## [RECORDS SUPPLIED]
::::::::
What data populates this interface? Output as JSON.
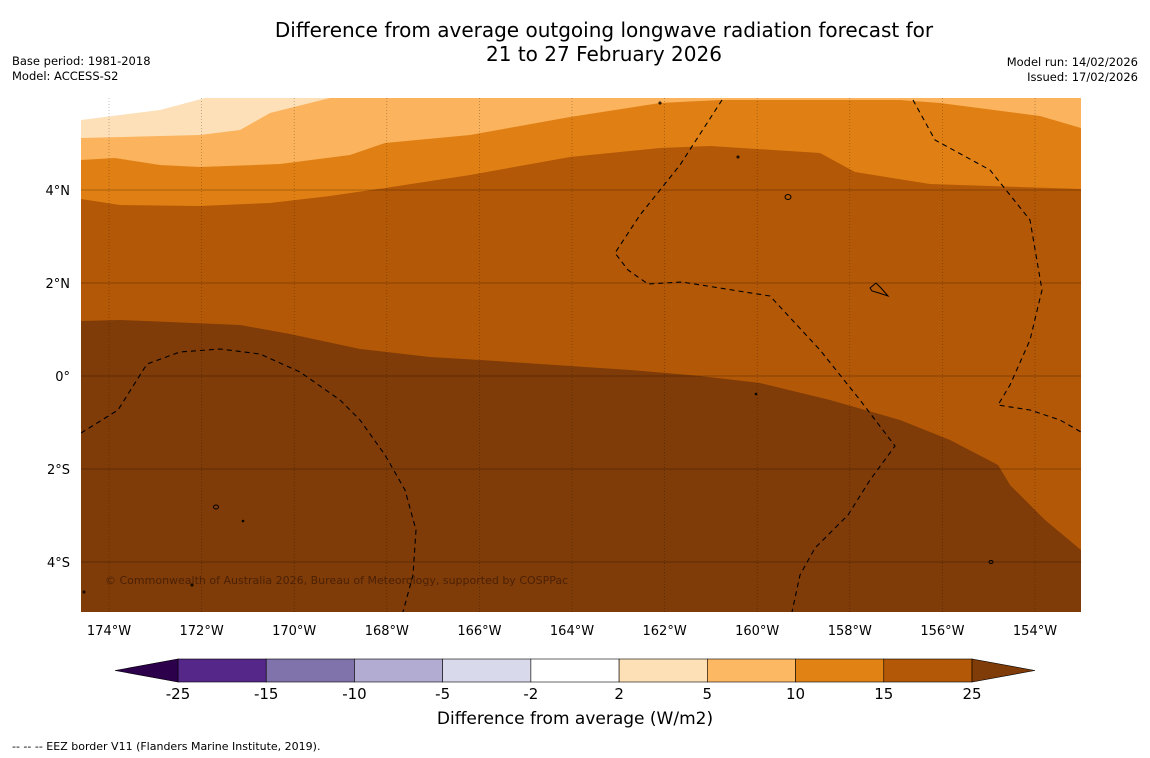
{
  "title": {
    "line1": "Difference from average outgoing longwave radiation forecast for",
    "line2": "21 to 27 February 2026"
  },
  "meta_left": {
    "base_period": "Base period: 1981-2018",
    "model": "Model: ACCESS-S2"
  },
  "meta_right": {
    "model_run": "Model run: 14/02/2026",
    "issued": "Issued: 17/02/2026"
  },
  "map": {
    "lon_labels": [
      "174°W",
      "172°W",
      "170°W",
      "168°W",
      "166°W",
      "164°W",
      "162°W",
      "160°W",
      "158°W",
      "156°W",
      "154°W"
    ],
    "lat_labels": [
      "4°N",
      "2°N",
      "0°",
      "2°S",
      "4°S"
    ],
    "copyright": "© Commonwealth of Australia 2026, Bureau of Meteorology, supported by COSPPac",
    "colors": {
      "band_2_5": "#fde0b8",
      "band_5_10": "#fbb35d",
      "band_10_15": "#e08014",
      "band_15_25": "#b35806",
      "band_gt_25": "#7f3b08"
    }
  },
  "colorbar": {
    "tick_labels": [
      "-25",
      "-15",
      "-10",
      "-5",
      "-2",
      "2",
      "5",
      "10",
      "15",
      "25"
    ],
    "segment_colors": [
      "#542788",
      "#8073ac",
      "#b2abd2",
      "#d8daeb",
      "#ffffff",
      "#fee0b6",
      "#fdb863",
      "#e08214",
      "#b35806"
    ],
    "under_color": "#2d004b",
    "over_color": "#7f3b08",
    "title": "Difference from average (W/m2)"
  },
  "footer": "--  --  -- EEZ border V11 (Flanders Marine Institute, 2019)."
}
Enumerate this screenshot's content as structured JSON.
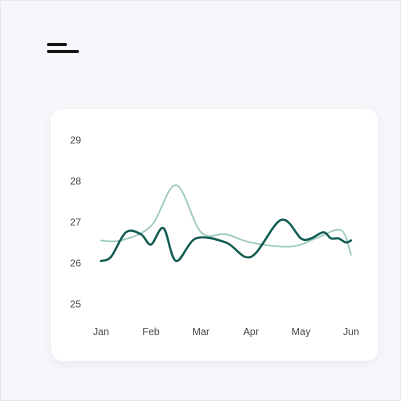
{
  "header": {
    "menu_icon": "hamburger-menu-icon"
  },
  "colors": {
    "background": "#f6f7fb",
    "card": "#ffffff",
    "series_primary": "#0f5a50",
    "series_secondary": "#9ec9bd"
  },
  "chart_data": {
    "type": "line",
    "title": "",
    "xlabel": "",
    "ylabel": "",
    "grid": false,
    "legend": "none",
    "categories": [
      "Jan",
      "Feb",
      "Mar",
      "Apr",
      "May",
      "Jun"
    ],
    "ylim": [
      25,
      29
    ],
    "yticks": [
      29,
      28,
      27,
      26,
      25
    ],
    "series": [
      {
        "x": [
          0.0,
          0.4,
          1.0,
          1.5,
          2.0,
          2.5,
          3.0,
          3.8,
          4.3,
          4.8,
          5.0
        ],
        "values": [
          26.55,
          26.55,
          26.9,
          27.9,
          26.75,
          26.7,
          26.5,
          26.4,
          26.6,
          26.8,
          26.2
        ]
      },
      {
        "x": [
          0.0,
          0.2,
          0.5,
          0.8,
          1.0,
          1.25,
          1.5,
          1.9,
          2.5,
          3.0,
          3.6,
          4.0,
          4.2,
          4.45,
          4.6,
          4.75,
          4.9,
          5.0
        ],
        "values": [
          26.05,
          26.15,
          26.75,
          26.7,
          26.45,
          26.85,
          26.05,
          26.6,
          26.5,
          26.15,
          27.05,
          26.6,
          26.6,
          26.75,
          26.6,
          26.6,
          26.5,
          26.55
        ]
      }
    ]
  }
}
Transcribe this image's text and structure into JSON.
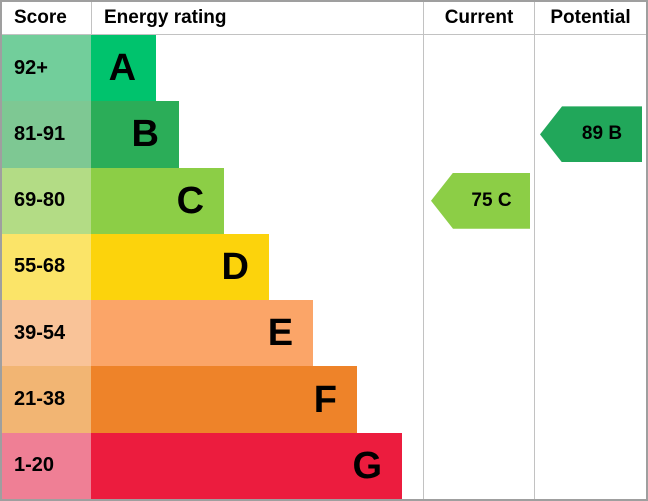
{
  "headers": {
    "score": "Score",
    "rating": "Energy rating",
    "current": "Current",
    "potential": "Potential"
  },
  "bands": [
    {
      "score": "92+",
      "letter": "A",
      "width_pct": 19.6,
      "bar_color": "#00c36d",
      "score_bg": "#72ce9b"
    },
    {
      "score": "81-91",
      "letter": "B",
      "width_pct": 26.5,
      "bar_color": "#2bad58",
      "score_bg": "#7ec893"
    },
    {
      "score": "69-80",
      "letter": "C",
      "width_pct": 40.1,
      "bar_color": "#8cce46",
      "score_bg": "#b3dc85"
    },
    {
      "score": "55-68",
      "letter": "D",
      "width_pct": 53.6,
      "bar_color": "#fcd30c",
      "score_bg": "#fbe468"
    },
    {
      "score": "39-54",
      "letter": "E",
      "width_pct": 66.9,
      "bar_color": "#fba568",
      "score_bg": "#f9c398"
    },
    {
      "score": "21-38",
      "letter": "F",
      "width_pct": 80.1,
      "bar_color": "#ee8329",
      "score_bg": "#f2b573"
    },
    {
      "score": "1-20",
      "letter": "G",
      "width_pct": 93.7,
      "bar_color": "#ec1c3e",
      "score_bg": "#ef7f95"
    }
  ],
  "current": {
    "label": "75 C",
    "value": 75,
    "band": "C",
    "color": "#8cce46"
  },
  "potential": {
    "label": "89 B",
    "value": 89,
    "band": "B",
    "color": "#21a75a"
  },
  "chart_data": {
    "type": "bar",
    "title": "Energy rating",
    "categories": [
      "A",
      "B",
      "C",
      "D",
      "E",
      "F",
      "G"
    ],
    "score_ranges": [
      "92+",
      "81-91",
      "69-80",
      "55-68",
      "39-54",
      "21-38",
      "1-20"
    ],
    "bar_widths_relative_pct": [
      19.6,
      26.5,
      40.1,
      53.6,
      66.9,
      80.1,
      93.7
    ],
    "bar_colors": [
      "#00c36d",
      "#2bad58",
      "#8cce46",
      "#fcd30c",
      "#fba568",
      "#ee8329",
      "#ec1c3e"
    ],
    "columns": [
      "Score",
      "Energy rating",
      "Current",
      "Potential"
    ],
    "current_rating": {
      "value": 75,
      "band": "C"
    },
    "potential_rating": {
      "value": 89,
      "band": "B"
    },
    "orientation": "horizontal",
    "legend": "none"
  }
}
::::::::
## [WHAT THE TASK ASKS]
Print all entries exactly. The images do not belong in the copy.

## [ANSWER BELOW]
What data populates this interface? Output as JSON.
{
  "title": {
    "line1": "Difference from average outgoing longwave radiation forecast for",
    "line2": "21 to 27 February 2026"
  },
  "meta_left": {
    "base_period": "Base period: 1981-2018",
    "model": "Model: ACCESS-S2"
  },
  "meta_right": {
    "model_run": "Model run: 14/02/2026",
    "issued": "Issued: 17/02/2026"
  },
  "map": {
    "lon_labels": [
      "174°W",
      "172°W",
      "170°W",
      "168°W",
      "166°W",
      "164°W",
      "162°W",
      "160°W",
      "158°W",
      "156°W",
      "154°W"
    ],
    "lat_labels": [
      "4°N",
      "2°N",
      "0°",
      "2°S",
      "4°S"
    ],
    "copyright": "© Commonwealth of Australia 2026, Bureau of Meteorology, supported by COSPPac",
    "colors": {
      "band_2_5": "#fde0b8",
      "band_5_10": "#fbb35d",
      "band_10_15": "#e08014",
      "band_15_25": "#b35806",
      "band_gt_25": "#7f3b08"
    }
  },
  "colorbar": {
    "tick_labels": [
      "-25",
      "-15",
      "-10",
      "-5",
      "-2",
      "2",
      "5",
      "10",
      "15",
      "25"
    ],
    "segment_colors": [
      "#542788",
      "#8073ac",
      "#b2abd2",
      "#d8daeb",
      "#ffffff",
      "#fee0b6",
      "#fdb863",
      "#e08214",
      "#b35806"
    ],
    "under_color": "#2d004b",
    "over_color": "#7f3b08",
    "title": "Difference from average (W/m2)"
  },
  "footer": "--  --  -- EEZ border V11 (Flanders Marine Institute, 2019)."
}
Enumerate this screenshot's content as structured JSON.
{
  "header": {
    "menu_icon": "hamburger-menu-icon"
  },
  "colors": {
    "background": "#f6f7fb",
    "card": "#ffffff",
    "series_primary": "#0f5a50",
    "series_secondary": "#9ec9bd"
  },
  "chart_data": {
    "type": "line",
    "title": "",
    "xlabel": "",
    "ylabel": "",
    "grid": false,
    "legend": "none",
    "categories": [
      "Jan",
      "Feb",
      "Mar",
      "Apr",
      "May",
      "Jun"
    ],
    "ylim": [
      25,
      29
    ],
    "yticks": [
      29,
      28,
      27,
      26,
      25
    ],
    "series": [
      {
        "x": [
          0.0,
          0.4,
          1.0,
          1.5,
          2.0,
          2.5,
          3.0,
          3.8,
          4.3,
          4.8,
          5.0
        ],
        "values": [
          26.55,
          26.55,
          26.9,
          27.9,
          26.75,
          26.7,
          26.5,
          26.4,
          26.6,
          26.8,
          26.2
        ]
      },
      {
        "x": [
          0.0,
          0.2,
          0.5,
          0.8,
          1.0,
          1.25,
          1.5,
          1.9,
          2.5,
          3.0,
          3.6,
          4.0,
          4.2,
          4.45,
          4.6,
          4.75,
          4.9,
          5.0
        ],
        "values": [
          26.05,
          26.15,
          26.75,
          26.7,
          26.45,
          26.85,
          26.05,
          26.6,
          26.5,
          26.15,
          27.05,
          26.6,
          26.6,
          26.75,
          26.6,
          26.6,
          26.5,
          26.55
        ]
      }
    ]
  }
}
Transcribe this image's text and structure into JSON.
{
  "headers": {
    "score": "Score",
    "rating": "Energy rating",
    "current": "Current",
    "potential": "Potential"
  },
  "bands": [
    {
      "score": "92+",
      "letter": "A",
      "width_pct": 19.6,
      "bar_color": "#00c36d",
      "score_bg": "#72ce9b"
    },
    {
      "score": "81-91",
      "letter": "B",
      "width_pct": 26.5,
      "bar_color": "#2bad58",
      "score_bg": "#7ec893"
    },
    {
      "score": "69-80",
      "letter": "C",
      "width_pct": 40.1,
      "bar_color": "#8cce46",
      "score_bg": "#b3dc85"
    },
    {
      "score": "55-68",
      "letter": "D",
      "width_pct": 53.6,
      "bar_color": "#fcd30c",
      "score_bg": "#fbe468"
    },
    {
      "score": "39-54",
      "letter": "E",
      "width_pct": 66.9,
      "bar_color": "#fba568",
      "score_bg": "#f9c398"
    },
    {
      "score": "21-38",
      "letter": "F",
      "width_pct": 80.1,
      "bar_color": "#ee8329",
      "score_bg": "#f2b573"
    },
    {
      "score": "1-20",
      "letter": "G",
      "width_pct": 93.7,
      "bar_color": "#ec1c3e",
      "score_bg": "#ef7f95"
    }
  ],
  "current": {
    "label": "75 C",
    "value": 75,
    "band": "C",
    "color": "#8cce46"
  },
  "potential": {
    "label": "89 B",
    "value": 89,
    "band": "B",
    "color": "#21a75a"
  },
  "chart_data": {
    "type": "bar",
    "title": "Energy rating",
    "categories": [
      "A",
      "B",
      "C",
      "D",
      "E",
      "F",
      "G"
    ],
    "score_ranges": [
      "92+",
      "81-91",
      "69-80",
      "55-68",
      "39-54",
      "21-38",
      "1-20"
    ],
    "bar_widths_relative_pct": [
      19.6,
      26.5,
      40.1,
      53.6,
      66.9,
      80.1,
      93.7
    ],
    "bar_colors": [
      "#00c36d",
      "#2bad58",
      "#8cce46",
      "#fcd30c",
      "#fba568",
      "#ee8329",
      "#ec1c3e"
    ],
    "columns": [
      "Score",
      "Energy rating",
      "Current",
      "Potential"
    ],
    "current_rating": {
      "value": 75,
      "band": "C"
    },
    "potential_rating": {
      "value": 89,
      "band": "B"
    },
    "orientation": "horizontal",
    "legend": "none"
  }
}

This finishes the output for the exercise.